取り組み方 »
円形脱毛症の治療を扱った文章を、最後の文の後から書き進めてください。

抜粋 »

· · · · ·

円形脱毛症の治療って?
円形脱毛症ってなったことがありますか??
今日は円形脱毛症のお話しです。
実習中にいくつものクリニックの診察を受けて塗り薬などを使っていたが良くならないという女性が受診しました。
最初に結論から言えば、円形脱毛症に効果的な治療はないんです…。
皮膚科学会のガイドライン2017ではステロイド局所注射療法と局所免疫療法とステロイド概要療法とかつらの使用が推奨度Bで、それ以外は行っても良い程度の推奨しかありません。
医者の世界だとシステマティックレビューといういくつかの研究を統合して治療が有効かどうかを判断する研究が重要視されますが、円形脱毛症に関するシステマティックレビューで効果がある治療方法はありません1)し、再発を防ぐなどの効果もありません2)。
円形脱毛症になってしまう理由としてストレスで自分の毛根を攻撃してしまうのではないかと言われていますが、ストレスが原因というとなんとなく納得してしまうマジックワードなので本当かな?と思ってしまう部分もあり、皮膚科学会のガイドラインも安易にストレスというのは科学的根拠に乏しいと述べています。
治療はあんまり効果があるわけではないけれどステロイドの塗り薬を使うことが多いです。
一番大事なのは患者さんが満足する内容を模索することで、一定期間が経過すると自然に治ることが多いので、後から見た医者の方が名医なわけではなくて有利な立場です。逆に言えば、時間が経たないと良くならないのでいくつものクリニックを受診することにつながってしまいます。2週間後の再診で症状は改善傾向でした。全然良くならなかったのに漢方が良く効きましたと満足して終了になりました。
今回は有利な立場で診察にあたったので、1〜2週間後に再診してもらうと多分、何をしても良くなっていたと思います。私が名医なのではなくて、時間が解決しているだけなのですが、前医の治療が効果がなかったという部分を訂正するのは難しいことが多いです。私のクリニックに最初に受診していたら治療の効果がなかったと思います。

· · · · ·

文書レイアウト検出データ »
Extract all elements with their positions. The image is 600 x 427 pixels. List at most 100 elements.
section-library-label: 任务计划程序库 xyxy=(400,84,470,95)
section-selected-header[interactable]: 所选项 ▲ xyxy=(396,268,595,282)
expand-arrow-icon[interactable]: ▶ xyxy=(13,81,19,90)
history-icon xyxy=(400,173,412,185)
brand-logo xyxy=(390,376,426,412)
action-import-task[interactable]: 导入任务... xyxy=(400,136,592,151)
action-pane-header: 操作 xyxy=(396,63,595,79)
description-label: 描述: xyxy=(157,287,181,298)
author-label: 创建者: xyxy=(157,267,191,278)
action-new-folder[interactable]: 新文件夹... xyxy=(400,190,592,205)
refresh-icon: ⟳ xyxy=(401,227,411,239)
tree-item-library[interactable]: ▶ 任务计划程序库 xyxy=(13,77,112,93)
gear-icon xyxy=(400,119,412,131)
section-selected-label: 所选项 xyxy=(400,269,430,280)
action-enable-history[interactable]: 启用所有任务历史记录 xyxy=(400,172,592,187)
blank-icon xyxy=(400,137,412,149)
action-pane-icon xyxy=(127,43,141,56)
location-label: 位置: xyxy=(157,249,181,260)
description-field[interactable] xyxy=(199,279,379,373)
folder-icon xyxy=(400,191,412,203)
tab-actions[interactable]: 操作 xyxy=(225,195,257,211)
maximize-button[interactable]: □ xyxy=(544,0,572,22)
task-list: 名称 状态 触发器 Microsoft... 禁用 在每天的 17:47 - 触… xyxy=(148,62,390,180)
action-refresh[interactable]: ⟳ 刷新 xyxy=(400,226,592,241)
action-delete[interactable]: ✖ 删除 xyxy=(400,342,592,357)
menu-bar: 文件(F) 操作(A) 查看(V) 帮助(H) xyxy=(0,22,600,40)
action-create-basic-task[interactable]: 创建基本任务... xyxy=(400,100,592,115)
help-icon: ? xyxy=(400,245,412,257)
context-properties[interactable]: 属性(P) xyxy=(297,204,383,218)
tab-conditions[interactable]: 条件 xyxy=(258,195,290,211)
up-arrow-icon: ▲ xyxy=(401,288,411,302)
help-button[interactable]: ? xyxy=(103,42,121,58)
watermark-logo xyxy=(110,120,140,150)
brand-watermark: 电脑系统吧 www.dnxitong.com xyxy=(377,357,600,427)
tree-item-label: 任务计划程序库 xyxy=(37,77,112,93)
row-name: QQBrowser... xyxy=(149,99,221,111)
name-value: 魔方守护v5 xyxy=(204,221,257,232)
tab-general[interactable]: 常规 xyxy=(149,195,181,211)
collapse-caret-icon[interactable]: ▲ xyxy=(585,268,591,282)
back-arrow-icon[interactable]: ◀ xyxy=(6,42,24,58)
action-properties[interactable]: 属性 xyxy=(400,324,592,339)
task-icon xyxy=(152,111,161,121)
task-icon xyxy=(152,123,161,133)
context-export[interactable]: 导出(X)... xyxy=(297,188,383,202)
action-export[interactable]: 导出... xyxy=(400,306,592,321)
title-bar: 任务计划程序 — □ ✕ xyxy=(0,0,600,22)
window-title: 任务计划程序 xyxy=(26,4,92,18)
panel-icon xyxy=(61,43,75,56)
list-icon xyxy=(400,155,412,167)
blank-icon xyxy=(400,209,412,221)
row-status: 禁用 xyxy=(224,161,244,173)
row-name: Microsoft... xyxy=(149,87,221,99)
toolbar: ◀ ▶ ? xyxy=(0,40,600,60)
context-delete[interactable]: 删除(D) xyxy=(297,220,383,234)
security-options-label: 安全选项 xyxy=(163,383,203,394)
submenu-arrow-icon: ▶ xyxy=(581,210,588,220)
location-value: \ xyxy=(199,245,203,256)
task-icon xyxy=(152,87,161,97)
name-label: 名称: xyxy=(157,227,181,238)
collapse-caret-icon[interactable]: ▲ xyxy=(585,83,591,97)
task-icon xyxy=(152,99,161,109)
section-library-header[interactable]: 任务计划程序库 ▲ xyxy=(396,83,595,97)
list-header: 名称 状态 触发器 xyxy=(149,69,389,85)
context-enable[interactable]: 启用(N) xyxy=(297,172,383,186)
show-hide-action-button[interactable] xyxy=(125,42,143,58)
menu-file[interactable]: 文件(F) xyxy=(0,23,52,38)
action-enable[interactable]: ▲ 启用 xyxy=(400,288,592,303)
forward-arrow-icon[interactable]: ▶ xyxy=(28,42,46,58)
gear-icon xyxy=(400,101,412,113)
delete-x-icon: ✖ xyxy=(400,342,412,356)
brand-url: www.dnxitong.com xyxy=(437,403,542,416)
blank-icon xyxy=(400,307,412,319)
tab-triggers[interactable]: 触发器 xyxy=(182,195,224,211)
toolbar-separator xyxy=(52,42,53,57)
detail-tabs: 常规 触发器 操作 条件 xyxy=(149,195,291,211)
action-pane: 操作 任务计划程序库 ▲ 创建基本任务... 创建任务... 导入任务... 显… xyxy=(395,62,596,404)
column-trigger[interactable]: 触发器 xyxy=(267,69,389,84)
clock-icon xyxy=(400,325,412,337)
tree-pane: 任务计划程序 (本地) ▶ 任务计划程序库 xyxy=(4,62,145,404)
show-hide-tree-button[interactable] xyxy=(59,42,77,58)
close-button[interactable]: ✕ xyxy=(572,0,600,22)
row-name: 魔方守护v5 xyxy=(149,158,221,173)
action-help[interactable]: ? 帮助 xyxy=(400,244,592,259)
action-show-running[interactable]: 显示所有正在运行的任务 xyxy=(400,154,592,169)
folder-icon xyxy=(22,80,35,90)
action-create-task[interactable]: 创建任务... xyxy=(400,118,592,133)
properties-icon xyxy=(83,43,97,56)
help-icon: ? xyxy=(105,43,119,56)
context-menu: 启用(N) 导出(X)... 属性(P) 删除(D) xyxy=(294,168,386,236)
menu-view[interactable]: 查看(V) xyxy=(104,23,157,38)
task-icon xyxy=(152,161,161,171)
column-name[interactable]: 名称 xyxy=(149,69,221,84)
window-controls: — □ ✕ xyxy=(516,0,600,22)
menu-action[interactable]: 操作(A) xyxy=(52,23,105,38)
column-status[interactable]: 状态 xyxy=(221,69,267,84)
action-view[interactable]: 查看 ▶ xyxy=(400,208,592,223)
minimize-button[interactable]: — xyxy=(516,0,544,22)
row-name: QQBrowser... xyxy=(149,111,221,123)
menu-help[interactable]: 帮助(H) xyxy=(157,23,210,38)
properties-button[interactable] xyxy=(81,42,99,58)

· · · · ·

あなたの回答 »
ただ、見逃してはいけない病気が隠れている場合もあり、梅毒や甲状腺疾患、SLEや特殊な病気としてトリコチロマニア(抜毛症とも言い、自分で毛を抜いてしまう子供に多い精神的な病気)の可能性は考えないといけないので、円形脱毛症と言い切れるかどうかが医者としては重要な視点になっています。
後医は名医というのはこんな状況なのではないかと思います。
私側の問題ではありますが、ヤブ医者になりたくないとは思っているので、前医の立場で診察をしてもできる限り起こりそうな状況を説明するようにはしています。
1)Delamere, Finola M., et al. "Interventions for alopecia areata." Cochrane database of systematic reviews 2 (2008).
2)Messenger, A. G., et al. "British Association of Dermatologists’ guidelines for the management of alopecia areata 2012." British journal of dermatology 166.5 (2012): 916-926.